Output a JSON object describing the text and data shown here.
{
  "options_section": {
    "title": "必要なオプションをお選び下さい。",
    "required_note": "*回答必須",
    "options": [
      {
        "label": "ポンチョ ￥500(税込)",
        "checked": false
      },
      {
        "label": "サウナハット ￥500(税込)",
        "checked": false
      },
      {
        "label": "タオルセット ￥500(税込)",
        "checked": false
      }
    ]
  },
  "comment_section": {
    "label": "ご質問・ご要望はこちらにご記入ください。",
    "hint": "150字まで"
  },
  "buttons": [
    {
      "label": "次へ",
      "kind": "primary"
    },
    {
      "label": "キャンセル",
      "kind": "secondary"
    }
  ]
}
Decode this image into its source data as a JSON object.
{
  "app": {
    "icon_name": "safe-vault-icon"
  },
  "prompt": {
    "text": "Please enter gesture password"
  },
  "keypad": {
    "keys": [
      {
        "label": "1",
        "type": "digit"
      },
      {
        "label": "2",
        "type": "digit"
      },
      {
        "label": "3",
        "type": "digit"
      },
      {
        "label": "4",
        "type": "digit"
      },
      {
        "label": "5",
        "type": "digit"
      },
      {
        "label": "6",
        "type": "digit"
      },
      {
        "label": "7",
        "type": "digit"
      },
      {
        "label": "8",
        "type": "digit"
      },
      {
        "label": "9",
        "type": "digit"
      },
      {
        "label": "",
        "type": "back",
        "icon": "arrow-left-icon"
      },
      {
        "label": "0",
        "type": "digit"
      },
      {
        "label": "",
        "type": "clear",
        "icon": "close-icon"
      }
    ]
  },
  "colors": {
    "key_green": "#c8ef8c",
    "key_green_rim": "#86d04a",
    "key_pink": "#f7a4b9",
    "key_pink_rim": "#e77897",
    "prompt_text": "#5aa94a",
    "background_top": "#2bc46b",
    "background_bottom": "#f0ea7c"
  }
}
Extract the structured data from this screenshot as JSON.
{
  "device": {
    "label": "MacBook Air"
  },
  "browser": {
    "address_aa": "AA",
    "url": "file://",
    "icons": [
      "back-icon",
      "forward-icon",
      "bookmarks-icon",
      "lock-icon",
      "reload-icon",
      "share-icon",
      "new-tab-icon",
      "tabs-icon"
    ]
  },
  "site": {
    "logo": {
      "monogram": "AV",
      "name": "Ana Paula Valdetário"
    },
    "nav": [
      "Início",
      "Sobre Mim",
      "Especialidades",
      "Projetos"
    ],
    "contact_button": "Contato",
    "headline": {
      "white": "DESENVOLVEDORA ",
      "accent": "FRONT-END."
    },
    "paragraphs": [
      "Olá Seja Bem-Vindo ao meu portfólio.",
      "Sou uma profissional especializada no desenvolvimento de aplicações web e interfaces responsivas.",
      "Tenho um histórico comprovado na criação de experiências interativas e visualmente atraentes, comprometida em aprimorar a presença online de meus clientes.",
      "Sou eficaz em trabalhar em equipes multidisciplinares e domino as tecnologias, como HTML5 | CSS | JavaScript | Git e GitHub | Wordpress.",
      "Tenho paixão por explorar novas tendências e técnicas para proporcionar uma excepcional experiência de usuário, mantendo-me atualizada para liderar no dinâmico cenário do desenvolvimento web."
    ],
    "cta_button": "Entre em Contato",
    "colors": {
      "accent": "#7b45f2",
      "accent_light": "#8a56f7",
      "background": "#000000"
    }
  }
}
━━━━━━━━━━━━━━━━
The exercise —
Collect the lines of the records that include the string "Contato".

Task output —
    "contact_button": "Contato",
    "cta_button": "Entre em Contato",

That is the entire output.